### Problem description
Every record that follows should be printed verbatim.

## BEGIN Records provided

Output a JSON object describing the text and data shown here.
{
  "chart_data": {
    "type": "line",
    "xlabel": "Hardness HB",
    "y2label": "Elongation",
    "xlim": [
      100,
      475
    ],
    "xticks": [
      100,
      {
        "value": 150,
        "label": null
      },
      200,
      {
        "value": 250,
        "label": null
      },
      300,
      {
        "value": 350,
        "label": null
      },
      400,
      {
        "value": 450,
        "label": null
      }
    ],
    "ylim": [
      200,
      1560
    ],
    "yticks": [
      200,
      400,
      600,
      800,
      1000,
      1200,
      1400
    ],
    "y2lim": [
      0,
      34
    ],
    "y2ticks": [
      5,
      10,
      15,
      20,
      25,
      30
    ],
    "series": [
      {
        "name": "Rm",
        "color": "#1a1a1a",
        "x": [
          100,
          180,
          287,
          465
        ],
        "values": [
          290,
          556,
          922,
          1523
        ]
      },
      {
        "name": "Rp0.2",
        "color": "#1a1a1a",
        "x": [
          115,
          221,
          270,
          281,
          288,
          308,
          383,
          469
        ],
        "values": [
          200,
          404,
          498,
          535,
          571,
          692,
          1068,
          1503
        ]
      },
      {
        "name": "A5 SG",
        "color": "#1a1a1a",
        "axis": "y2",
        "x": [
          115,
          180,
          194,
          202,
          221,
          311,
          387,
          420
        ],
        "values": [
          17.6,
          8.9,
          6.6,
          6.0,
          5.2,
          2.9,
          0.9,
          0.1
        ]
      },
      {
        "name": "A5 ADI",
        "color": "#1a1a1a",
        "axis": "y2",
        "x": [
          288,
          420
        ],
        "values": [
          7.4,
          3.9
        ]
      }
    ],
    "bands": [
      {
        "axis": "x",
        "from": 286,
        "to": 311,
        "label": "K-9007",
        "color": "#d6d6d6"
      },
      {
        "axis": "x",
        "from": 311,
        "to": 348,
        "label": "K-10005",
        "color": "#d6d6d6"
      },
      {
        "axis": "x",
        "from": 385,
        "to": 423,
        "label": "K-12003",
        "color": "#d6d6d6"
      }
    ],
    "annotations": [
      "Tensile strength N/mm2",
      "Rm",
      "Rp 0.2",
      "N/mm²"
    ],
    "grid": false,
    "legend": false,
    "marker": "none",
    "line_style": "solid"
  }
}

## END Records provided

### Answer below
Output a JSON object describing the text and data shown here.
{
  "chart_data": {
    "type": "line",
    "xlabel": "Hardness HB",
    "y2label": "Elongation",
    "xlim": [
      100,
      475
    ],
    "xticks": [
      100,
      {
        "value": 150,
        "label": null
      },
      200,
      {
        "value": 250,
        "label": null
      },
      300,
      {
        "value": 350,
        "label": null
      },
      400,
      {
        "value": 450,
        "label": null
      }
    ],
    "ylim": [
      200,
      1560
    ],
    "yticks": [
      200,
      400,
      600,
      800,
      1000,
      1200,
      1400
    ],
    "y2lim": [
      0,
      34
    ],
    "y2ticks": [
      5,
      10,
      15,
      20,
      25,
      30
    ],
    "series": [
      {
        "name": "Rm",
        "color": "#1a1a1a",
        "x": [
          100,
          180,
          287,
          465
        ],
        "values": [
          290,
          556,
          922,
          1523
        ]
      },
      {
        "name": "Rp0.2",
        "color": "#1a1a1a",
        "x": [
          115,
          221,
          270,
          281,
          288,
          308,
          383,
          469
        ],
        "values": [
          200,
          404,
          498,
          535,
          571,
          692,
          1068,
          1503
        ]
      },
      {
        "name": "A5 SG",
        "color": "#1a1a1a",
        "axis": "y2",
        "x": [
          115,
          180,
          194,
          202,
          221,
          311,
          387,
          420
        ],
        "values": [
          17.6,
          8.9,
          6.6,
          6.0,
          5.2,
          2.9,
          0.9,
          0.1
        ]
      },
      {
        "name": "A5 ADI",
        "color": "#1a1a1a",
        "axis": "y2",
        "x": [
          288,
          420
        ],
        "values": [
          7.4,
          3.9
        ]
      }
    ],
    "bands": [
      {
        "axis": "x",
        "from": 286,
        "to": 311,
        "label": "K-9007",
        "color": "#d6d6d6"
      },
      {
        "axis": "x",
        "from": 311,
        "to": 348,
        "label": "K-10005",
        "color": "#d6d6d6"
      },
      {
        "axis": "x",
        "from": 385,
        "to": 423,
        "label": "K-12003",
        "color": "#d6d6d6"
      }
    ],
    "annotations": [
      "Tensile strength N/mm2",
      "Rm",
      "Rp 0.2",
      "N/mm²"
    ],
    "grid": false,
    "legend": false,
    "marker": "none",
    "line_style": "solid"
  }
}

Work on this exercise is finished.